** BEGIN Data rows **

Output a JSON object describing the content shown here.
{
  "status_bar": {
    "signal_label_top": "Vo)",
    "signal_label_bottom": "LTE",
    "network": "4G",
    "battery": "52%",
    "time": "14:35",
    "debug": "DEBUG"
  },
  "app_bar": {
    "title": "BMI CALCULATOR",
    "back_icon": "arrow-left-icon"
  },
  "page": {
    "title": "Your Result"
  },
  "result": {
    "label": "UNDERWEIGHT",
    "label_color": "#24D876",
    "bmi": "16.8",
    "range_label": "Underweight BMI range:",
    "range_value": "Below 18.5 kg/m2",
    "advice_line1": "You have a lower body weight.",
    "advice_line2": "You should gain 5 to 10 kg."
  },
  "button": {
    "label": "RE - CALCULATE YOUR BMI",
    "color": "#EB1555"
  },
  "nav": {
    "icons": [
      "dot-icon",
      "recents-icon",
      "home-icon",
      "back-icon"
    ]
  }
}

** END Data rows **

Wherever the word "title" occurs in a line of the listing, copy that line.

Task output:
    "title": "BMI CALCULATOR",
    "title": "Your Result"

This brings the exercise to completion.